◆ **REQUIREMENT**
Please return the full listing below without altering anything.

◆ **Figure content listings**
○ ○ ○ ○
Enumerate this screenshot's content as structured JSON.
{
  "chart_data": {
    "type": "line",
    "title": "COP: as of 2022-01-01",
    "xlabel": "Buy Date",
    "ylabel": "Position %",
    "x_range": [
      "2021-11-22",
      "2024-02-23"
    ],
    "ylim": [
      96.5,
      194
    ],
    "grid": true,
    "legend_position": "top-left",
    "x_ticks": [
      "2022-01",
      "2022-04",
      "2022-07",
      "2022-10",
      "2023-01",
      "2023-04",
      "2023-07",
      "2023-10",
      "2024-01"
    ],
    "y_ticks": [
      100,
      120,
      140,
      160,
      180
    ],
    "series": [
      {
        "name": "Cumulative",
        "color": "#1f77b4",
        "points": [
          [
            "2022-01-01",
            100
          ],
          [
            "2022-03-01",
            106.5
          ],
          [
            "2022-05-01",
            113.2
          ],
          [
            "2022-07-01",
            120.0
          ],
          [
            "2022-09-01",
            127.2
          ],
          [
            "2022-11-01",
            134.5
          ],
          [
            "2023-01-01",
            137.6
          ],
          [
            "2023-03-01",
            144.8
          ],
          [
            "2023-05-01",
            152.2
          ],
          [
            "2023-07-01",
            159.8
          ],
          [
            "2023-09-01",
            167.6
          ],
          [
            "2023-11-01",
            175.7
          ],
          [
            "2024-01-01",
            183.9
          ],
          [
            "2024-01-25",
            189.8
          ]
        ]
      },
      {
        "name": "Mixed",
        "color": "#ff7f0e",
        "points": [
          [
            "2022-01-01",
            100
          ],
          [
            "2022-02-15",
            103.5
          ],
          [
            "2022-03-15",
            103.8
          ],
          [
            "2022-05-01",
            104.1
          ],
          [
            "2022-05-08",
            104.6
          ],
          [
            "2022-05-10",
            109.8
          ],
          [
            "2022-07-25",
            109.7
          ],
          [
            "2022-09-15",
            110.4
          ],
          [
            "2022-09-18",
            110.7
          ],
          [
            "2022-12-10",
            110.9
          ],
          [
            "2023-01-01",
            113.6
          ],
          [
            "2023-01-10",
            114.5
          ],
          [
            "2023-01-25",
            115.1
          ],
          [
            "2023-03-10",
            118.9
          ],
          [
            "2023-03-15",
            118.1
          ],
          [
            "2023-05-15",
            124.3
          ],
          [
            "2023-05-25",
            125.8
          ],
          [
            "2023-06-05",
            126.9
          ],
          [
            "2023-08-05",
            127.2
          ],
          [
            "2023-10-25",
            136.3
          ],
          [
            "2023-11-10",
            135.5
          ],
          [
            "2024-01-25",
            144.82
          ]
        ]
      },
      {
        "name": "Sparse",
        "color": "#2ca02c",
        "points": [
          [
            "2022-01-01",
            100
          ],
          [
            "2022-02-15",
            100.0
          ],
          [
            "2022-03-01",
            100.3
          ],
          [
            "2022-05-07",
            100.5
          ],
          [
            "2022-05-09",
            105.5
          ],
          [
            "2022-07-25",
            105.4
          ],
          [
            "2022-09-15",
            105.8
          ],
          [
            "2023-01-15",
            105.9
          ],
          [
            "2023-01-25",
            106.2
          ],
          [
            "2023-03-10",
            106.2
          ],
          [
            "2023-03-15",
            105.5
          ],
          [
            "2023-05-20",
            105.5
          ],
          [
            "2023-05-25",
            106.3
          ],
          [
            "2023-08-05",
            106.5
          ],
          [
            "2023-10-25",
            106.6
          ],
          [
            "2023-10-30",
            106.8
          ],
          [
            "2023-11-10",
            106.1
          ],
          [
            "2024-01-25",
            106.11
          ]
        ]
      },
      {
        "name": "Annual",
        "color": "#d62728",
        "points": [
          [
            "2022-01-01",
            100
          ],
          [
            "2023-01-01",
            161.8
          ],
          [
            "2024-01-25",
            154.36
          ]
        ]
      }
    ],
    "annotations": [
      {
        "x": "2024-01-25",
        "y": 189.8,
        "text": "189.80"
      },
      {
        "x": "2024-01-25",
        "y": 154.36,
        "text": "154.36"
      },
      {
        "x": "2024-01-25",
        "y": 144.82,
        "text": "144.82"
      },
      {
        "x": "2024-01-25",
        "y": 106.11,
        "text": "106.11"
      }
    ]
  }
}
○ ○ ○ ○
◆ **RESPONSE BELOW**
Enumerate this screenshot's content as structured JSON.
{
  "chart_data": {
    "type": "line",
    "title": "COP: as of 2022-01-01",
    "xlabel": "Buy Date",
    "ylabel": "Position %",
    "x_range": [
      "2021-11-22",
      "2024-02-23"
    ],
    "ylim": [
      96.5,
      194
    ],
    "grid": true,
    "legend_position": "top-left",
    "x_ticks": [
      "2022-01",
      "2022-04",
      "2022-07",
      "2022-10",
      "2023-01",
      "2023-04",
      "2023-07",
      "2023-10",
      "2024-01"
    ],
    "y_ticks": [
      100,
      120,
      140,
      160,
      180
    ],
    "series": [
      {
        "name": "Cumulative",
        "color": "#1f77b4",
        "points": [
          [
            "2022-01-01",
            100
          ],
          [
            "2022-03-01",
            106.5
          ],
          [
            "2022-05-01",
            113.2
          ],
          [
            "2022-07-01",
            120.0
          ],
          [
            "2022-09-01",
            127.2
          ],
          [
            "2022-11-01",
            134.5
          ],
          [
            "2023-01-01",
            137.6
          ],
          [
            "2023-03-01",
            144.8
          ],
          [
            "2023-05-01",
            152.2
          ],
          [
            "2023-07-01",
            159.8
          ],
          [
            "2023-09-01",
            167.6
          ],
          [
            "2023-11-01",
            175.7
          ],
          [
            "2024-01-01",
            183.9
          ],
          [
            "2024-01-25",
            189.8
          ]
        ]
      },
      {
        "name": "Mixed",
        "color": "#ff7f0e",
        "points": [
          [
            "2022-01-01",
            100
          ],
          [
            "2022-02-15",
            103.5
          ],
          [
            "2022-03-15",
            103.8
          ],
          [
            "2022-05-01",
            104.1
          ],
          [
            "2022-05-08",
            104.6
          ],
          [
            "2022-05-10",
            109.8
          ],
          [
            "2022-07-25",
            109.7
          ],
          [
            "2022-09-15",
            110.4
          ],
          [
            "2022-09-18",
            110.7
          ],
          [
            "2022-12-10",
            110.9
          ],
          [
            "2023-01-01",
            113.6
          ],
          [
            "2023-01-10",
            114.5
          ],
          [
            "2023-01-25",
            115.1
          ],
          [
            "2023-03-10",
            118.9
          ],
          [
            "2023-03-15",
            118.1
          ],
          [
            "2023-05-15",
            124.3
          ],
          [
            "2023-05-25",
            125.8
          ],
          [
            "2023-06-05",
            126.9
          ],
          [
            "2023-08-05",
            127.2
          ],
          [
            "2023-10-25",
            136.3
          ],
          [
            "2023-11-10",
            135.5
          ],
          [
            "2024-01-25",
            144.82
          ]
        ]
      },
      {
        "name": "Sparse",
        "color": "#2ca02c",
        "points": [
          [
            "2022-01-01",
            100
          ],
          [
            "2022-02-15",
            100.0
          ],
          [
            "2022-03-01",
            100.3
          ],
          [
            "2022-05-07",
            100.5
          ],
          [
            "2022-05-09",
            105.5
          ],
          [
            "2022-07-25",
            105.4
          ],
          [
            "2022-09-15",
            105.8
          ],
          [
            "2023-01-15",
            105.9
          ],
          [
            "2023-01-25",
            106.2
          ],
          [
            "2023-03-10",
            106.2
          ],
          [
            "2023-03-15",
            105.5
          ],
          [
            "2023-05-20",
            105.5
          ],
          [
            "2023-05-25",
            106.3
          ],
          [
            "2023-08-05",
            106.5
          ],
          [
            "2023-10-25",
            106.6
          ],
          [
            "2023-10-30",
            106.8
          ],
          [
            "2023-11-10",
            106.1
          ],
          [
            "2024-01-25",
            106.11
          ]
        ]
      },
      {
        "name": "Annual",
        "color": "#d62728",
        "points": [
          [
            "2022-01-01",
            100
          ],
          [
            "2023-01-01",
            161.8
          ],
          [
            "2024-01-25",
            154.36
          ]
        ]
      }
    ],
    "annotations": [
      {
        "x": "2024-01-25",
        "y": 189.8,
        "text": "189.80"
      },
      {
        "x": "2024-01-25",
        "y": 154.36,
        "text": "154.36"
      },
      {
        "x": "2024-01-25",
        "y": 144.82,
        "text": "144.82"
      },
      {
        "x": "2024-01-25",
        "y": 106.11,
        "text": "106.11"
      }
    ]
  }
}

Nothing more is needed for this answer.